* start TASK INPUTS *
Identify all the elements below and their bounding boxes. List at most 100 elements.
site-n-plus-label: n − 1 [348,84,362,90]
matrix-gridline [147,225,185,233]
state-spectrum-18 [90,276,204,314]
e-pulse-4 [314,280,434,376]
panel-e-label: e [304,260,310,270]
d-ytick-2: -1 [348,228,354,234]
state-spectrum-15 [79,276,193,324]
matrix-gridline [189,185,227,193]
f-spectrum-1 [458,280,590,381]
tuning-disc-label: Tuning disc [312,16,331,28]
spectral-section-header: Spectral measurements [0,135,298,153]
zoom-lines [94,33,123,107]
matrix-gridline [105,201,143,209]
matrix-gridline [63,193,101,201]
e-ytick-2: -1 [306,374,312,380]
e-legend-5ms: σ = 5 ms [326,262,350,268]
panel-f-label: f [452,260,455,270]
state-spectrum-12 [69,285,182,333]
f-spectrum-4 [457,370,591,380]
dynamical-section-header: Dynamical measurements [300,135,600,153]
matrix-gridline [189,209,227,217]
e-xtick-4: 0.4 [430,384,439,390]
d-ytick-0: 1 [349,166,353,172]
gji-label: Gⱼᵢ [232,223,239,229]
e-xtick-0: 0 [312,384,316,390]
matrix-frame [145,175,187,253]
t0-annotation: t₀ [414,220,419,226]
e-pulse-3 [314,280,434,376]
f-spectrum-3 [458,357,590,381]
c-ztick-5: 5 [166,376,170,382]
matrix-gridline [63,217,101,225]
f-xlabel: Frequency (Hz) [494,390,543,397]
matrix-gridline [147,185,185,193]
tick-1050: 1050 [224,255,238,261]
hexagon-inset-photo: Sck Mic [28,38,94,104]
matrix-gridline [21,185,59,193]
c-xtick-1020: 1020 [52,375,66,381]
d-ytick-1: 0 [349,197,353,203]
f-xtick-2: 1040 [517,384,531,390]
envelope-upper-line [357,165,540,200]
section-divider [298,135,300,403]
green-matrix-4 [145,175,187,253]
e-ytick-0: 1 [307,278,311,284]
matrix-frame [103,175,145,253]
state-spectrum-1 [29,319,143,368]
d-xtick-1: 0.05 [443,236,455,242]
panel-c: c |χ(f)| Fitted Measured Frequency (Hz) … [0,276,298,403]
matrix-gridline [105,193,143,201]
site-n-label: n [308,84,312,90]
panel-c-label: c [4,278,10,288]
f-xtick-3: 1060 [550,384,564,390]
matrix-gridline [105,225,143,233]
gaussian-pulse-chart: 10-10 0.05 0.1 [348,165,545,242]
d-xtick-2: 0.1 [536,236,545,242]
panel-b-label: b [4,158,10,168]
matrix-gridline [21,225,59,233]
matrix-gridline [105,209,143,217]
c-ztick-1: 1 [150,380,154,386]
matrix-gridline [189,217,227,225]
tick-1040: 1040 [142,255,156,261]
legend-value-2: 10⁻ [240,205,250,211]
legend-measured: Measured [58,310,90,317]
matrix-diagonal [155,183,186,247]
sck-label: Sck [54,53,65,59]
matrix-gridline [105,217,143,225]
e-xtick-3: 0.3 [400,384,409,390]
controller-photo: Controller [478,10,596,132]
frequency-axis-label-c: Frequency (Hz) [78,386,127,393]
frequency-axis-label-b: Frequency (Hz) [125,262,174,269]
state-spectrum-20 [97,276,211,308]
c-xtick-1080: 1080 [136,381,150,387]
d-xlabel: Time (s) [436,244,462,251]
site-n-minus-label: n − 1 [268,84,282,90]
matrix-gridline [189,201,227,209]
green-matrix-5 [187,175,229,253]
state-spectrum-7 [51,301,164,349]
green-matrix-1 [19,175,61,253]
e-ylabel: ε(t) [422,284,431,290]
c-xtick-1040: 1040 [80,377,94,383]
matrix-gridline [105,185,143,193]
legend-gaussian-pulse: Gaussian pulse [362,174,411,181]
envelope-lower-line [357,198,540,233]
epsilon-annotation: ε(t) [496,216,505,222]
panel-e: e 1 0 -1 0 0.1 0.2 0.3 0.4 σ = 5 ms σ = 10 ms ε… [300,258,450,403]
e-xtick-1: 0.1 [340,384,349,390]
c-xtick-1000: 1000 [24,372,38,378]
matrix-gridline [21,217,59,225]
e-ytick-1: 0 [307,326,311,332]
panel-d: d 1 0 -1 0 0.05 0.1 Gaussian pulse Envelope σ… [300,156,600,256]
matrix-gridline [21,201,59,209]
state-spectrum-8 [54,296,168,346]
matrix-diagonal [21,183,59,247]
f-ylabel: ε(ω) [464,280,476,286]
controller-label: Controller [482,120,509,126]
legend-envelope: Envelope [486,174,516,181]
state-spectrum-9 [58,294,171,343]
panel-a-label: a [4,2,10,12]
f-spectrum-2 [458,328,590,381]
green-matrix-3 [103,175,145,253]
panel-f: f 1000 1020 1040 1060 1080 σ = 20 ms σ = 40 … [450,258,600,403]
* end TASK INPUTS *
- WHAT YOU SHOULD DO: Rewrite the records, putting "matrix-grid-line" in place of every "matrix-gridline" and leaving everything else as it is.

- THE SOLUTION:
Identify all the elements below and their bounding boxes. List at most 100 elements.
site-n-plus-label: n − 1 [348,84,362,90]
matrix-grid-line [147,225,185,233]
state-spectrum-18 [90,276,204,314]
e-pulse-4 [314,280,434,376]
panel-e-label: e [304,260,310,270]
d-ytick-2: -1 [348,228,354,234]
state-spectrum-15 [79,276,193,324]
matrix-grid-line [189,185,227,193]
f-spectrum-1 [458,280,590,381]
tuning-disc-label: Tuning disc [312,16,331,28]
spectral-section-header: Spectral measurements [0,135,298,153]
zoom-lines [94,33,123,107]
matrix-grid-line [105,201,143,209]
matrix-grid-line [63,193,101,201]
e-ytick-2: -1 [306,374,312,380]
e-legend-5ms: σ = 5 ms [326,262,350,268]
panel-f-label: f [452,260,455,270]
state-spectrum-12 [69,285,182,333]
f-spectrum-4 [457,370,591,380]
dynamical-section-header: Dynamical measurements [300,135,600,153]
matrix-grid-line [189,209,227,217]
e-xtick-4: 0.4 [430,384,439,390]
d-ytick-0: 1 [349,166,353,172]
gji-label: Gⱼᵢ [232,223,239,229]
e-xtick-0: 0 [312,384,316,390]
matrix-frame [145,175,187,253]
t0-annotation: t₀ [414,220,419,226]
e-pulse-3 [314,280,434,376]
f-spectrum-3 [458,357,590,381]
c-ztick-5: 5 [166,376,170,382]
matrix-grid-line [63,217,101,225]
f-xlabel: Frequency (Hz) [494,390,543,397]
matrix-grid-line [147,185,185,193]
tick-1050: 1050 [224,255,238,261]
hexagon-inset-photo: Sck Mic [28,38,94,104]
matrix-grid-line [21,185,59,193]
c-xtick-1020: 1020 [52,375,66,381]
d-ytick-1: 0 [349,197,353,203]
f-xtick-2: 1040 [517,384,531,390]
envelope-upper-line [357,165,540,200]
section-divider [298,135,300,403]
green-matrix-4 [145,175,187,253]
e-ytick-0: 1 [307,278,311,284]
matrix-frame [103,175,145,253]
state-spectrum-1 [29,319,143,368]
d-xtick-1: 0.05 [443,236,455,242]
panel-c: c |χ(f)| Fitted Measured Frequency (Hz) … [0,276,298,403]
matrix-grid-line [105,193,143,201]
site-n-label: n [308,84,312,90]
panel-c-label: c [4,278,10,288]
f-xtick-3: 1060 [550,384,564,390]
matrix-grid-line [105,225,143,233]
gaussian-pulse-chart: 10-10 0.05 0.1 [348,165,545,242]
d-xtick-2: 0.1 [536,236,545,242]
panel-b-label: b [4,158,10,168]
matrix-grid-line [21,225,59,233]
matrix-grid-line [105,209,143,217]
c-ztick-1: 1 [150,380,154,386]
matrix-grid-line [189,217,227,225]
tick-1040: 1040 [142,255,156,261]
legend-value-2: 10⁻ [240,205,250,211]
legend-measured: Measured [58,310,90,317]
matrix-diagonal [155,183,186,247]
sck-label: Sck [54,53,65,59]
matrix-grid-line [105,217,143,225]
e-xtick-3: 0.3 [400,384,409,390]
controller-photo: Controller [478,10,596,132]
frequency-axis-label-c: Frequency (Hz) [78,386,127,393]
frequency-axis-label-b: Frequency (Hz) [125,262,174,269]
state-spectrum-20 [97,276,211,308]
c-xtick-1080: 1080 [136,381,150,387]
d-xlabel: Time (s) [436,244,462,251]
site-n-minus-label: n − 1 [268,84,282,90]
matrix-grid-line [189,201,227,209]
green-matrix-5 [187,175,229,253]
state-spectrum-7 [51,301,164,349]
green-matrix-1 [19,175,61,253]
e-ylabel: ε(t) [422,284,431,290]
c-xtick-1040: 1040 [80,377,94,383]
matrix-grid-line [105,185,143,193]
legend-gaussian-pulse: Gaussian pulse [362,174,411,181]
envelope-lower-line [357,198,540,233]
epsilon-annotation: ε(t) [496,216,505,222]
panel-e: e 1 0 -1 0 0.1 0.2 0.3 0.4 σ = 5 ms σ = 10 ms ε… [300,258,450,403]
e-xtick-1: 0.1 [340,384,349,390]
c-xtick-1000: 1000 [24,372,38,378]
matrix-grid-line [21,217,59,225]
e-ytick-1: 0 [307,326,311,332]
panel-d: d 1 0 -1 0 0.05 0.1 Gaussian pulse Envelope σ… [300,156,600,256]
matrix-grid-line [21,201,59,209]
state-spectrum-8 [54,296,168,346]
matrix-diagonal [21,183,59,247]
f-ylabel: ε(ω) [464,280,476,286]
controller-label: Controller [482,120,509,126]
legend-envelope: Envelope [486,174,516,181]
state-spectrum-9 [58,294,171,343]
panel-a-label: a [4,2,10,12]
f-spectrum-2 [458,328,590,381]
green-matrix-3 [103,175,145,253]
panel-f: f 1000 1020 1040 1060 1080 σ = 20 ms σ = 40 … [450,258,600,403]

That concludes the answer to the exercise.